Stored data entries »
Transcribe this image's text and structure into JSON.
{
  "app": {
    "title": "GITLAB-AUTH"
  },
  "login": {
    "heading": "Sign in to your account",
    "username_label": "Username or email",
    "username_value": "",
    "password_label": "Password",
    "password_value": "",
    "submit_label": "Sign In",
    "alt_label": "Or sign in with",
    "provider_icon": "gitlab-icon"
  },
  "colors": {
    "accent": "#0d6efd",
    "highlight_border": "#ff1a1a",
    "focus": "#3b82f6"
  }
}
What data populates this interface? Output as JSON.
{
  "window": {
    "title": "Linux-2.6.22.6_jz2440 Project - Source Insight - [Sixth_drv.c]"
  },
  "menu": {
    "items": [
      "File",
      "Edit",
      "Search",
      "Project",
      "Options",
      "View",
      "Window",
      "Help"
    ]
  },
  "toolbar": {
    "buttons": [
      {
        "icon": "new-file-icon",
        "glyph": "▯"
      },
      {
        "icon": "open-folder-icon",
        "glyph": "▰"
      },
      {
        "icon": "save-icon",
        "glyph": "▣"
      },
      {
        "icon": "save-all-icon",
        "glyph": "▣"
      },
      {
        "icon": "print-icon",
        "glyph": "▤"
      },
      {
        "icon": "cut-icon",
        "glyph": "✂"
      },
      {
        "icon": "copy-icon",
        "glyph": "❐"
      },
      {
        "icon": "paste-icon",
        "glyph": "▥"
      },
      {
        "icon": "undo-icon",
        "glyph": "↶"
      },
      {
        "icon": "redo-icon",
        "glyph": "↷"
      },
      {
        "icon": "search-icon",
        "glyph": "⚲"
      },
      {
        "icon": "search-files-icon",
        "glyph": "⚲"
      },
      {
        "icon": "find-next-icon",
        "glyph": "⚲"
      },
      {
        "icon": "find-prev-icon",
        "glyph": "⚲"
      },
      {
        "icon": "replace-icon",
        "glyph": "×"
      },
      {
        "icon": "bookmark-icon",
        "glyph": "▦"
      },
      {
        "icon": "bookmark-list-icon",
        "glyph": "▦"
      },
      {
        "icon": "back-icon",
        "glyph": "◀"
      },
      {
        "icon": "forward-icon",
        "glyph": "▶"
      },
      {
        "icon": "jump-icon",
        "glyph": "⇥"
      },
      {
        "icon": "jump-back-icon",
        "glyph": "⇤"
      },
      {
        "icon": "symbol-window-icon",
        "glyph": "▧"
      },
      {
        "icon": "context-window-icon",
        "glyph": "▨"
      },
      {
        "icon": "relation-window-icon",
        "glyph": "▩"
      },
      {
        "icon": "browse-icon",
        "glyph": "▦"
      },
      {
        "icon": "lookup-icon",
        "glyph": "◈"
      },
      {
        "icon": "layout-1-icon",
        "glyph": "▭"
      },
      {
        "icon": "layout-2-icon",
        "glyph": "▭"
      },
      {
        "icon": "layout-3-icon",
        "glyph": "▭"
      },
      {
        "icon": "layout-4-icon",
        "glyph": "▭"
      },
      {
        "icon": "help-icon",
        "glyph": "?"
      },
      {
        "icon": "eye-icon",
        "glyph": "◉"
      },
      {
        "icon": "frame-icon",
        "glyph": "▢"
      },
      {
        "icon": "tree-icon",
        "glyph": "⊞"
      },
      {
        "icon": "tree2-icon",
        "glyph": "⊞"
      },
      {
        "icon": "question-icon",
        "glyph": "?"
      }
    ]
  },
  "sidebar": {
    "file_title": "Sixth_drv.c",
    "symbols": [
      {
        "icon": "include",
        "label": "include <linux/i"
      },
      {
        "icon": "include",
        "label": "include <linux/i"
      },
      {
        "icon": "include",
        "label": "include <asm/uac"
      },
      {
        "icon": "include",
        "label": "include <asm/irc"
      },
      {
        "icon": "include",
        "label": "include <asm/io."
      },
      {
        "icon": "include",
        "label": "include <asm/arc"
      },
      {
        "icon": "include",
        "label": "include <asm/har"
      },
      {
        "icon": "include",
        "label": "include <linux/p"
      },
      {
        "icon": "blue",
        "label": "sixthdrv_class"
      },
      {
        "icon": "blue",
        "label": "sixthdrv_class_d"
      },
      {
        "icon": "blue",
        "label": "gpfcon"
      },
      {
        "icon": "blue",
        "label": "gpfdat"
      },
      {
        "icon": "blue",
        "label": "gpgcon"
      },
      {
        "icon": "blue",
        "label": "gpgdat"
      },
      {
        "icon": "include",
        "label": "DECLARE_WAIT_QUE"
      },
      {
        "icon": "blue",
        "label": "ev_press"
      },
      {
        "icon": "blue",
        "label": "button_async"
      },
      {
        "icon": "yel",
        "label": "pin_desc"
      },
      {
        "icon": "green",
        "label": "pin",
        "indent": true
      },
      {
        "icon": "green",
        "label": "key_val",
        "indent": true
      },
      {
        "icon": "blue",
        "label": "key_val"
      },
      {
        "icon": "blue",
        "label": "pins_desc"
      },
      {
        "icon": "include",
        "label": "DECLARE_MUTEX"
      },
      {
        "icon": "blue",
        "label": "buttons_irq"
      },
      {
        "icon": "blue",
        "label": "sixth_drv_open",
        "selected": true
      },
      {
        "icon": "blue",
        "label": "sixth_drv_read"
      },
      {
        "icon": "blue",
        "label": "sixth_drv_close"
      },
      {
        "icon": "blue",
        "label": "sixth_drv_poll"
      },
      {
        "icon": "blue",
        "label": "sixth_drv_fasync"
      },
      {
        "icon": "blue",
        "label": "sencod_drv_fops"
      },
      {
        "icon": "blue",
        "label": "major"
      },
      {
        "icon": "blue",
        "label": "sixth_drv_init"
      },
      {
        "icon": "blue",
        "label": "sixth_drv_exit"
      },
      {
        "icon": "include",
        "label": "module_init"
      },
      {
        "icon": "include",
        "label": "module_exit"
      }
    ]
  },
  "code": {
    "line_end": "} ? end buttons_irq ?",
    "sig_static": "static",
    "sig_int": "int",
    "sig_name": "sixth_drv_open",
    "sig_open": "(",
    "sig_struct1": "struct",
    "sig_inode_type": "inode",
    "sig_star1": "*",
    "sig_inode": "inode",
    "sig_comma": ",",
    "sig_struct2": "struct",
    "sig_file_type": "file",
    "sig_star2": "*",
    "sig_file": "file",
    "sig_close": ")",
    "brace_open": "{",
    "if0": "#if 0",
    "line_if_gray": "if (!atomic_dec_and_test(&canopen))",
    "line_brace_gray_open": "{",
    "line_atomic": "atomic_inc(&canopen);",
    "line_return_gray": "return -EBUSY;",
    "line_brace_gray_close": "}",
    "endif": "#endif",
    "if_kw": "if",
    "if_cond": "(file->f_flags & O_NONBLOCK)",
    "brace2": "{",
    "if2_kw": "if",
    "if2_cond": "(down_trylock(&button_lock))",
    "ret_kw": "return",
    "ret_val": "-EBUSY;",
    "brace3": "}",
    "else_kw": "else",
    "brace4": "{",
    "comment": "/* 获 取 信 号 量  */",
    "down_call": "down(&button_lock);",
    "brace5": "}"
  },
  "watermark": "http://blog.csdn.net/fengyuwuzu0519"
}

Your goal »
Extract from the data every line where "inode" shows up.

Exercise output »
    "sig_inode_type": "inode",
    "sig_inode": "inode",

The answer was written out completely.